***** Given entries

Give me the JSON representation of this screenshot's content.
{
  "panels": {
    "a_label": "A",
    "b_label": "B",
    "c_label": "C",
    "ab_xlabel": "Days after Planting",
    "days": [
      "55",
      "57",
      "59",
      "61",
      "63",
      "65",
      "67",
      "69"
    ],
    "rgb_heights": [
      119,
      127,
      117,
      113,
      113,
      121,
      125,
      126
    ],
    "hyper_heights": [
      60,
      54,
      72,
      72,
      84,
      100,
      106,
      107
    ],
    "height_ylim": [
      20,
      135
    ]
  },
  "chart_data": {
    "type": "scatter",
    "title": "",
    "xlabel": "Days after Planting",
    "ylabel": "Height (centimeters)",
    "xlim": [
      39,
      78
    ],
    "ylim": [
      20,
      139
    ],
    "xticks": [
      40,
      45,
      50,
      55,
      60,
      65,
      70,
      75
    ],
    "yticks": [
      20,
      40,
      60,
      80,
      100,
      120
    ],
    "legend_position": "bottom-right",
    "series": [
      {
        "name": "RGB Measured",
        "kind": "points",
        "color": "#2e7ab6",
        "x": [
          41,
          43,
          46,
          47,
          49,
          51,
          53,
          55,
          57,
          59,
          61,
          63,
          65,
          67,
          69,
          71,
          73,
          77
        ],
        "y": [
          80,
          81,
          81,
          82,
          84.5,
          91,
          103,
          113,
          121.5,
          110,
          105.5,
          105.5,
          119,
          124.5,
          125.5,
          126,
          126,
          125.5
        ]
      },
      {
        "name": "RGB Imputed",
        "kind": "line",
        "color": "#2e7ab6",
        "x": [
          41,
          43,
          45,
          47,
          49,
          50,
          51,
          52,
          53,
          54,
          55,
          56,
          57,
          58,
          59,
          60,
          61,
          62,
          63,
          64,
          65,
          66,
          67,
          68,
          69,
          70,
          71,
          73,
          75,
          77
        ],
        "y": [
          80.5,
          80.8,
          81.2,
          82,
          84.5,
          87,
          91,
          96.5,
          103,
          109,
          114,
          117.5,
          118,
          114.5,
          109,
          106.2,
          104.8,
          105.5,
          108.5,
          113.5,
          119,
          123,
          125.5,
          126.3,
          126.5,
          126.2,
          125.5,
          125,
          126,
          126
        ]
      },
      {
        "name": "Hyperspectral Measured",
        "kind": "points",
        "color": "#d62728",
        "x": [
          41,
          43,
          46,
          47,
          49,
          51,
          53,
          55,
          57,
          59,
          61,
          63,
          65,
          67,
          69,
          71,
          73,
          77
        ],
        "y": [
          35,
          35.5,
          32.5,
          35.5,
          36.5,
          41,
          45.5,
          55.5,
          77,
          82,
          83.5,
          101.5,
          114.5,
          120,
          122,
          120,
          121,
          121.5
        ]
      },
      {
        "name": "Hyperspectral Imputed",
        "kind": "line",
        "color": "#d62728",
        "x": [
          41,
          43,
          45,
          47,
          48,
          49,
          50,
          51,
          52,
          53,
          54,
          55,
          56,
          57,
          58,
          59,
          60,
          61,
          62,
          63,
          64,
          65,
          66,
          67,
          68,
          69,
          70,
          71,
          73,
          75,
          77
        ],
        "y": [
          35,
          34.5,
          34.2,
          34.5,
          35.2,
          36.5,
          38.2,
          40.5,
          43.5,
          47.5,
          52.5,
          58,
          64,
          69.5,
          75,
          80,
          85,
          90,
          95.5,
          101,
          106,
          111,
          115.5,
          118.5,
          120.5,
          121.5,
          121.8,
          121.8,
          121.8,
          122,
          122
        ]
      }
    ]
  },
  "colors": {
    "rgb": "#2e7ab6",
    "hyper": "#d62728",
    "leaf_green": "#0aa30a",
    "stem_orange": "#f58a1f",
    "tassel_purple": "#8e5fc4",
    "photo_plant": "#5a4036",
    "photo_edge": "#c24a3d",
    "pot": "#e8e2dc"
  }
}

**********

Do this: Would you reproduce the material above in full, exactly as given?

Expected output:
Give me the JSON representation of this screenshot's content.
{
  "panels": {
    "a_label": "A",
    "b_label": "B",
    "c_label": "C",
    "ab_xlabel": "Days after Planting",
    "days": [
      "55",
      "57",
      "59",
      "61",
      "63",
      "65",
      "67",
      "69"
    ],
    "rgb_heights": [
      119,
      127,
      117,
      113,
      113,
      121,
      125,
      126
    ],
    "hyper_heights": [
      60,
      54,
      72,
      72,
      84,
      100,
      106,
      107
    ],
    "height_ylim": [
      20,
      135
    ]
  },
  "chart_data": {
    "type": "scatter",
    "title": "",
    "xlabel": "Days after Planting",
    "ylabel": "Height (centimeters)",
    "xlim": [
      39,
      78
    ],
    "ylim": [
      20,
      139
    ],
    "xticks": [
      40,
      45,
      50,
      55,
      60,
      65,
      70,
      75
    ],
    "yticks": [
      20,
      40,
      60,
      80,
      100,
      120
    ],
    "legend_position": "bottom-right",
    "series": [
      {
        "name": "RGB Measured",
        "kind": "points",
        "color": "#2e7ab6",
        "x": [
          41,
          43,
          46,
          47,
          49,
          51,
          53,
          55,
          57,
          59,
          61,
          63,
          65,
          67,
          69,
          71,
          73,
          77
        ],
        "y": [
          80,
          81,
          81,
          82,
          84.5,
          91,
          103,
          113,
          121.5,
          110,
          105.5,
          105.5,
          119,
          124.5,
          125.5,
          126,
          126,
          125.5
        ]
      },
      {
        "name": "RGB Imputed",
        "kind": "line",
        "color": "#2e7ab6",
        "x": [
          41,
          43,
          45,
          47,
          49,
          50,
          51,
          52,
          53,
          54,
          55,
          56,
          57,
          58,
          59,
          60,
          61,
          62,
          63,
          64,
          65,
          66,
          67,
          68,
          69,
          70,
          71,
          73,
          75,
          77
        ],
        "y": [
          80.5,
          80.8,
          81.2,
          82,
          84.5,
          87,
          91,
          96.5,
          103,
          109,
          114,
          117.5,
          118,
          114.5,
          109,
          106.2,
          104.8,
          105.5,
          108.5,
          113.5,
          119,
          123,
          125.5,
          126.3,
          126.5,
          126.2,
          125.5,
          125,
          126,
          126
        ]
      },
      {
        "name": "Hyperspectral Measured",
        "kind": "points",
        "color": "#d62728",
        "x": [
          41,
          43,
          46,
          47,
          49,
          51,
          53,
          55,
          57,
          59,
          61,
          63,
          65,
          67,
          69,
          71,
          73,
          77
        ],
        "y": [
          35,
          35.5,
          32.5,
          35.5,
          36.5,
          41,
          45.5,
          55.5,
          77,
          82,
          83.5,
          101.5,
          114.5,
          120,
          122,
          120,
          121,
          121.5
        ]
      },
      {
        "name": "Hyperspectral Imputed",
        "kind": "line",
        "color": "#d62728",
        "x": [
          41,
          43,
          45,
          47,
          48,
          49,
          50,
          51,
          52,
          53,
          54,
          55,
          56,
          57,
          58,
          59,
          60,
          61,
          62,
          63,
          64,
          65,
          66,
          67,
          68,
          69,
          70,
          71,
          73,
          75,
          77
        ],
        "y": [
          35,
          34.5,
          34.2,
          34.5,
          35.2,
          36.5,
          38.2,
          40.5,
          43.5,
          47.5,
          52.5,
          58,
          64,
          69.5,
          75,
          80,
          85,
          90,
          95.5,
          101,
          106,
          111,
          115.5,
          118.5,
          120.5,
          121.5,
          121.8,
          121.8,
          121.8,
          122,
          122
        ]
      }
    ]
  },
  "colors": {
    "rgb": "#2e7ab6",
    "hyper": "#d62728",
    "leaf_green": "#0aa30a",
    "stem_orange": "#f58a1f",
    "tassel_purple": "#8e5fc4",
    "photo_plant": "#5a4036",
    "photo_edge": "#c24a3d",
    "pot": "#e8e2dc"
  }
}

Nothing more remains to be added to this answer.